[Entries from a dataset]
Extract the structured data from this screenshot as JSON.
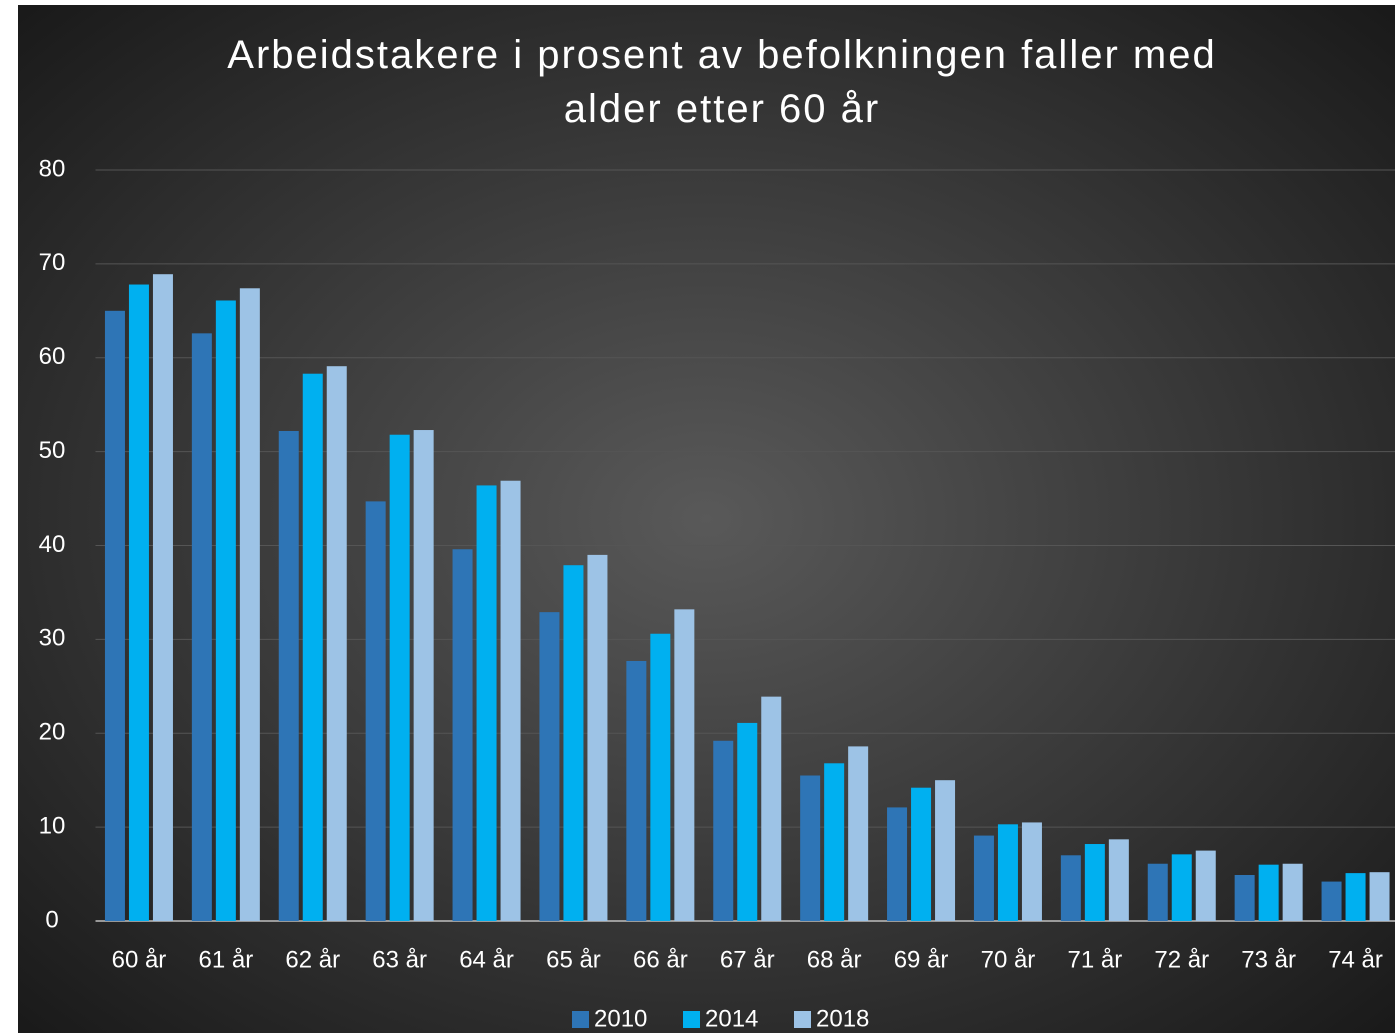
{
  "chart_data": {
    "type": "bar",
    "title": "Arbeidstakere i prosent av befolkningen faller med alder etter 60 år",
    "categories": [
      "60 år",
      "61 år",
      "62 år",
      "63 år",
      "64 år",
      "65 år",
      "66 år",
      "67 år",
      "68 år",
      "69 år",
      "70 år",
      "71 år",
      "72 år",
      "73 år",
      "74 år"
    ],
    "series": [
      {
        "name": "2010",
        "color": "#2e75b6",
        "values": [
          65,
          62.6,
          52.2,
          44.7,
          39.6,
          32.9,
          27.7,
          19.2,
          15.5,
          12.1,
          9.1,
          7.0,
          6.1,
          4.9,
          4.2
        ]
      },
      {
        "name": "2014",
        "color": "#00b0f0",
        "values": [
          67.8,
          66.1,
          58.3,
          51.8,
          46.4,
          37.9,
          30.6,
          21.1,
          16.8,
          14.2,
          10.3,
          8.2,
          7.1,
          6.0,
          5.1
        ]
      },
      {
        "name": "2018",
        "color": "#9dc3e6",
        "values": [
          68.9,
          67.4,
          59.1,
          52.3,
          46.9,
          39.0,
          33.2,
          23.9,
          18.6,
          15.0,
          10.5,
          8.7,
          7.5,
          6.1,
          5.2
        ]
      }
    ],
    "ylim": [
      0,
      80
    ],
    "yticks": [
      0,
      10,
      20,
      30,
      40,
      50,
      60,
      70,
      80
    ],
    "grid": true,
    "legend": "bottom"
  }
}
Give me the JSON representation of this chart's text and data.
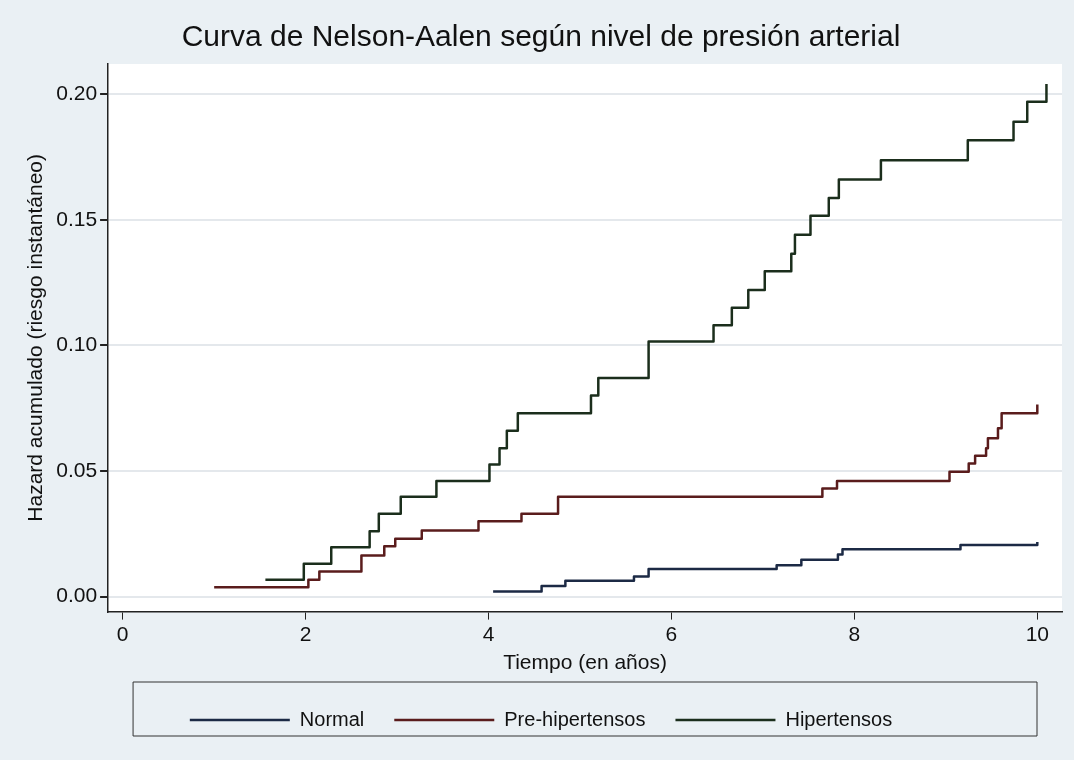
{
  "chart_data": {
    "type": "step",
    "title": "Curva de Nelson-Aalen según nivel de presión arterial",
    "xlabel": "Tiempo (en años)",
    "ylabel": "Hazard acumulado (riesgo instantáneo)",
    "xlim": [
      -0.16,
      10.27
    ],
    "xticks": [
      0,
      2,
      4,
      6,
      8,
      10
    ],
    "ylim": [
      -0.006,
      0.212
    ],
    "yticks": [
      {
        "value": 0,
        "label": "0.00"
      },
      {
        "value": 0.05,
        "label": "0.05"
      },
      {
        "value": 0.1,
        "label": "0.10"
      },
      {
        "value": 0.15,
        "label": "0.15"
      },
      {
        "value": 0.2,
        "label": "0.20"
      }
    ],
    "grid": "y",
    "legend": "bottom",
    "marker": "none",
    "line_style": "solid",
    "series": [
      {
        "name": "Normal",
        "color": "#1c2a45",
        "x": [
          4.05,
          4.58,
          4.84,
          5.59,
          5.75,
          7.15,
          7.42,
          7.82,
          7.87,
          9.16,
          10.0
        ],
        "values": [
          0.002,
          0.0042,
          0.0063,
          0.008,
          0.011,
          0.0125,
          0.0146,
          0.0167,
          0.0188,
          0.0205,
          0.0217
        ]
      },
      {
        "name": "Pre-hipertensos",
        "color": "#5a1c1c",
        "x": [
          1.0,
          2.03,
          2.15,
          2.61,
          2.86,
          2.98,
          3.27,
          3.89,
          4.36,
          4.76,
          7.65,
          7.81,
          9.04,
          9.25,
          9.32,
          9.44,
          9.46,
          9.57,
          9.61,
          10.0
        ],
        "values": [
          0.0037,
          0.0067,
          0.01,
          0.0163,
          0.02,
          0.023,
          0.0263,
          0.03,
          0.033,
          0.0397,
          0.043,
          0.046,
          0.0497,
          0.053,
          0.056,
          0.059,
          0.063,
          0.067,
          0.073,
          0.0764
        ]
      },
      {
        "name": "Hipertensos",
        "color": "#1b2e1c",
        "x": [
          1.56,
          1.98,
          2.28,
          2.7,
          2.8,
          3.04,
          3.43,
          4.01,
          4.12,
          4.2,
          4.32,
          5.12,
          5.2,
          5.75,
          6.46,
          6.66,
          6.84,
          7.02,
          7.31,
          7.35,
          7.52,
          7.72,
          7.83,
          8.29,
          9.24,
          9.74,
          9.89,
          10.1
        ],
        "values": [
          0.0067,
          0.013,
          0.0196,
          0.026,
          0.033,
          0.0397,
          0.046,
          0.0526,
          0.059,
          0.066,
          0.073,
          0.08,
          0.087,
          0.1015,
          0.108,
          0.115,
          0.122,
          0.1295,
          0.1365,
          0.144,
          0.1516,
          0.1587,
          0.166,
          0.1737,
          0.1816,
          0.189,
          0.197,
          0.204
        ]
      }
    ]
  }
}
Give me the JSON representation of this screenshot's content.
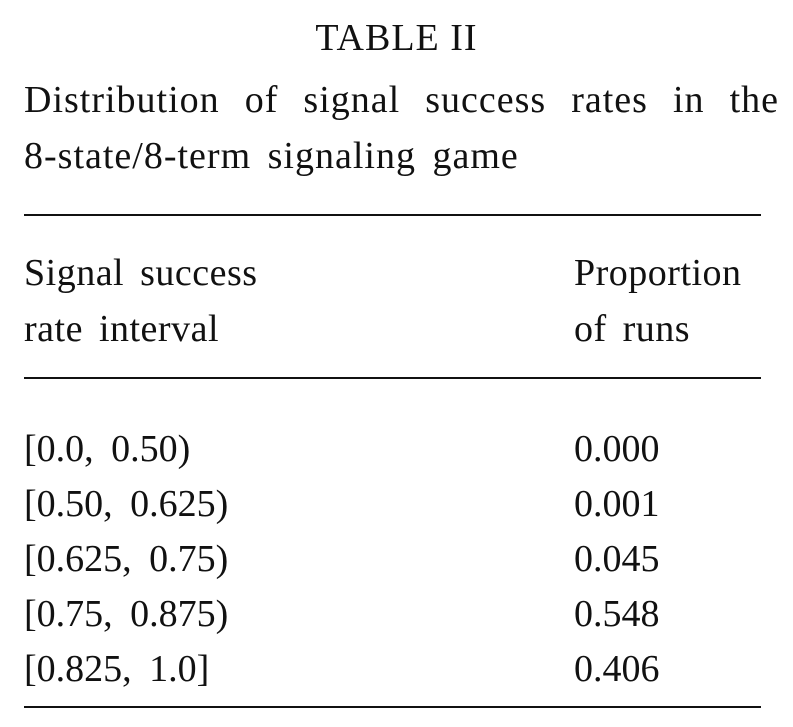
{
  "table": {
    "label": "TABLE II",
    "caption_line1": "Distribution of signal success rates in the",
    "caption_line2": "8-state/8-term signaling game",
    "header": {
      "col1_line1": "Signal success",
      "col1_line2": "rate interval",
      "col2_line1": "Proportion",
      "col2_line2": "of runs"
    },
    "rows": [
      {
        "interval": "[0.0, 0.50)",
        "proportion": "0.000"
      },
      {
        "interval": "[0.50, 0.625)",
        "proportion": "0.001"
      },
      {
        "interval": "[0.625, 0.75)",
        "proportion": "0.045"
      },
      {
        "interval": "[0.75, 0.875)",
        "proportion": "0.548"
      },
      {
        "interval": "[0.825, 1.0]",
        "proportion": "0.406"
      }
    ]
  }
}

The task
From the data above, write out everything exactly except the pictures.

Reply
Extract the structured data from this screenshot as JSON.
{
  "chart_data": {
    "type": "bar",
    "title": "Arbeidstakere i prosent av befolkningen faller med alder etter 60 år",
    "categories": [
      "60 år",
      "61 år",
      "62 år",
      "63 år",
      "64 år",
      "65 år",
      "66 år",
      "67 år",
      "68 år",
      "69 år",
      "70 år",
      "71 år",
      "72 år",
      "73 år",
      "74 år"
    ],
    "series": [
      {
        "name": "2010",
        "color": "#2e75b6",
        "values": [
          65,
          62.6,
          52.2,
          44.7,
          39.6,
          32.9,
          27.7,
          19.2,
          15.5,
          12.1,
          9.1,
          7.0,
          6.1,
          4.9,
          4.2
        ]
      },
      {
        "name": "2014",
        "color": "#00b0f0",
        "values": [
          67.8,
          66.1,
          58.3,
          51.8,
          46.4,
          37.9,
          30.6,
          21.1,
          16.8,
          14.2,
          10.3,
          8.2,
          7.1,
          6.0,
          5.1
        ]
      },
      {
        "name": "2018",
        "color": "#9dc3e6",
        "values": [
          68.9,
          67.4,
          59.1,
          52.3,
          46.9,
          39.0,
          33.2,
          23.9,
          18.6,
          15.0,
          10.5,
          8.7,
          7.5,
          6.1,
          5.2
        ]
      }
    ],
    "ylim": [
      0,
      80
    ],
    "yticks": [
      0,
      10,
      20,
      30,
      40,
      50,
      60,
      70,
      80
    ],
    "grid": true,
    "legend": "bottom"
  }
}
Give me the JSON representation of this chart's text and data.
{
  "chart_data": {
    "type": "step",
    "title": "Curva de Nelson-Aalen según nivel de presión arterial",
    "xlabel": "Tiempo (en años)",
    "ylabel": "Hazard acumulado (riesgo instantáneo)",
    "xlim": [
      -0.16,
      10.27
    ],
    "xticks": [
      0,
      2,
      4,
      6,
      8,
      10
    ],
    "ylim": [
      -0.006,
      0.212
    ],
    "yticks": [
      {
        "value": 0,
        "label": "0.00"
      },
      {
        "value": 0.05,
        "label": "0.05"
      },
      {
        "value": 0.1,
        "label": "0.10"
      },
      {
        "value": 0.15,
        "label": "0.15"
      },
      {
        "value": 0.2,
        "label": "0.20"
      }
    ],
    "grid": "y",
    "legend": "bottom",
    "marker": "none",
    "line_style": "solid",
    "series": [
      {
        "name": "Normal",
        "color": "#1c2a45",
        "x": [
          4.05,
          4.58,
          4.84,
          5.59,
          5.75,
          7.15,
          7.42,
          7.82,
          7.87,
          9.16,
          10.0
        ],
        "values": [
          0.002,
          0.0042,
          0.0063,
          0.008,
          0.011,
          0.0125,
          0.0146,
          0.0167,
          0.0188,
          0.0205,
          0.0217
        ]
      },
      {
        "name": "Pre-hipertensos",
        "color": "#5a1c1c",
        "x": [
          1.0,
          2.03,
          2.15,
          2.61,
          2.86,
          2.98,
          3.27,
          3.89,
          4.36,
          4.76,
          7.65,
          7.81,
          9.04,
          9.25,
          9.32,
          9.44,
          9.46,
          9.57,
          9.61,
          10.0
        ],
        "values": [
          0.0037,
          0.0067,
          0.01,
          0.0163,
          0.02,
          0.023,
          0.0263,
          0.03,
          0.033,
          0.0397,
          0.043,
          0.046,
          0.0497,
          0.053,
          0.056,
          0.059,
          0.063,
          0.067,
          0.073,
          0.0764
        ]
      },
      {
        "name": "Hipertensos",
        "color": "#1b2e1c",
        "x": [
          1.56,
          1.98,
          2.28,
          2.7,
          2.8,
          3.04,
          3.43,
          4.01,
          4.12,
          4.2,
          4.32,
          5.12,
          5.2,
          5.75,
          6.46,
          6.66,
          6.84,
          7.02,
          7.31,
          7.35,
          7.52,
          7.72,
          7.83,
          8.29,
          9.24,
          9.74,
          9.89,
          10.1
        ],
        "values": [
          0.0067,
          0.013,
          0.0196,
          0.026,
          0.033,
          0.0397,
          0.046,
          0.0526,
          0.059,
          0.066,
          0.073,
          0.08,
          0.087,
          0.1015,
          0.108,
          0.115,
          0.122,
          0.1295,
          0.1365,
          0.144,
          0.1516,
          0.1587,
          0.166,
          0.1737,
          0.1816,
          0.189,
          0.197,
          0.204
        ]
      }
    ]
  }
}
Give me the JSON representation of this screenshot's content.
{
  "table": {
    "label": "TABLE II",
    "caption_line1": "Distribution of signal success rates in the",
    "caption_line2": "8-state/8-term signaling game",
    "header": {
      "col1_line1": "Signal success",
      "col1_line2": "rate interval",
      "col2_line1": "Proportion",
      "col2_line2": "of runs"
    },
    "rows": [
      {
        "interval": "[0.0, 0.50)",
        "proportion": "0.000"
      },
      {
        "interval": "[0.50, 0.625)",
        "proportion": "0.001"
      },
      {
        "interval": "[0.625, 0.75)",
        "proportion": "0.045"
      },
      {
        "interval": "[0.75, 0.875)",
        "proportion": "0.548"
      },
      {
        "interval": "[0.825, 1.0]",
        "proportion": "0.406"
      }
    ]
  }
}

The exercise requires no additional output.